▶ **Records for processing**:
* * * * *

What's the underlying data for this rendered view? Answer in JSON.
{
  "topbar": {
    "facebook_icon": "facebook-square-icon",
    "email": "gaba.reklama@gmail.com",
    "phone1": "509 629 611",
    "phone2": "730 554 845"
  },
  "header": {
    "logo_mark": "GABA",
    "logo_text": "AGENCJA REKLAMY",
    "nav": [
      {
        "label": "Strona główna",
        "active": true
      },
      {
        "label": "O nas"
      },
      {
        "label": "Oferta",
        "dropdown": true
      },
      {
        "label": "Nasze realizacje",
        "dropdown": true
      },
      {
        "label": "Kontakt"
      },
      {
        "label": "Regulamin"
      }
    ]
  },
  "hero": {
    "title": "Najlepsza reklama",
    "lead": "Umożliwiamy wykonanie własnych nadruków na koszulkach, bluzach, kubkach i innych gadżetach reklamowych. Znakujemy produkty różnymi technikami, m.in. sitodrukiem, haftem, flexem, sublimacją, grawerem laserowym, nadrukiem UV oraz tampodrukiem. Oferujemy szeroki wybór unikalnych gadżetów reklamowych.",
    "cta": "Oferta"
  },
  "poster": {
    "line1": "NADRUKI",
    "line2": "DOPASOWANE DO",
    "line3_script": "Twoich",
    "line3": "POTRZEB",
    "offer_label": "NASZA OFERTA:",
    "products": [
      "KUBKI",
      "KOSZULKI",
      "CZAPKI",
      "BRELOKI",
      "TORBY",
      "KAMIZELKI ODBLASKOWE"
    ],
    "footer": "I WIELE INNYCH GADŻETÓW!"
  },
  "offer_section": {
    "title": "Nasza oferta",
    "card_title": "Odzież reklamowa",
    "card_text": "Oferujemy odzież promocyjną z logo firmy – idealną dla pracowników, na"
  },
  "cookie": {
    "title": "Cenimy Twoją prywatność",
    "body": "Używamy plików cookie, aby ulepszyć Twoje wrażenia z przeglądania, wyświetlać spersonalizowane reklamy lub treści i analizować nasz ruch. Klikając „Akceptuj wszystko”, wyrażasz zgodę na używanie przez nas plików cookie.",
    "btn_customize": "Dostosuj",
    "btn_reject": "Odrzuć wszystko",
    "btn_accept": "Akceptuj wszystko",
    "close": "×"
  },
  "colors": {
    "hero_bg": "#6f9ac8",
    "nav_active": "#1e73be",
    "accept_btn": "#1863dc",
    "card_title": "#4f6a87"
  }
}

* * * * *

▶ **Exercise directions**: Repeat the data precisely, reproducing every entry.

▶ **Result**:
What's the underlying data for this rendered view? Answer in JSON.
{
  "topbar": {
    "facebook_icon": "facebook-square-icon",
    "email": "gaba.reklama@gmail.com",
    "phone1": "509 629 611",
    "phone2": "730 554 845"
  },
  "header": {
    "logo_mark": "GABA",
    "logo_text": "AGENCJA REKLAMY",
    "nav": [
      {
        "label": "Strona główna",
        "active": true
      },
      {
        "label": "O nas"
      },
      {
        "label": "Oferta",
        "dropdown": true
      },
      {
        "label": "Nasze realizacje",
        "dropdown": true
      },
      {
        "label": "Kontakt"
      },
      {
        "label": "Regulamin"
      }
    ]
  },
  "hero": {
    "title": "Najlepsza reklama",
    "lead": "Umożliwiamy wykonanie własnych nadruków na koszulkach, bluzach, kubkach i innych gadżetach reklamowych. Znakujemy produkty różnymi technikami, m.in. sitodrukiem, haftem, flexem, sublimacją, grawerem laserowym, nadrukiem UV oraz tampodrukiem. Oferujemy szeroki wybór unikalnych gadżetów reklamowych.",
    "cta": "Oferta"
  },
  "poster": {
    "line1": "NADRUKI",
    "line2": "DOPASOWANE DO",
    "line3_script": "Twoich",
    "line3": "POTRZEB",
    "offer_label": "NASZA OFERTA:",
    "products": [
      "KUBKI",
      "KOSZULKI",
      "CZAPKI",
      "BRELOKI",
      "TORBY",
      "KAMIZELKI ODBLASKOWE"
    ],
    "footer": "I WIELE INNYCH GADŻETÓW!"
  },
  "offer_section": {
    "title": "Nasza oferta",
    "card_title": "Odzież reklamowa",
    "card_text": "Oferujemy odzież promocyjną z logo firmy – idealną dla pracowników, na"
  },
  "cookie": {
    "title": "Cenimy Twoją prywatność",
    "body": "Używamy plików cookie, aby ulepszyć Twoje wrażenia z przeglądania, wyświetlać spersonalizowane reklamy lub treści i analizować nasz ruch. Klikając „Akceptuj wszystko”, wyrażasz zgodę na używanie przez nas plików cookie.",
    "btn_customize": "Dostosuj",
    "btn_reject": "Odrzuć wszystko",
    "btn_accept": "Akceptuj wszystko",
    "close": "×"
  },
  "colors": {
    "hero_bg": "#6f9ac8",
    "nav_active": "#1e73be",
    "accept_btn": "#1863dc",
    "card_title": "#4f6a87"
  }
}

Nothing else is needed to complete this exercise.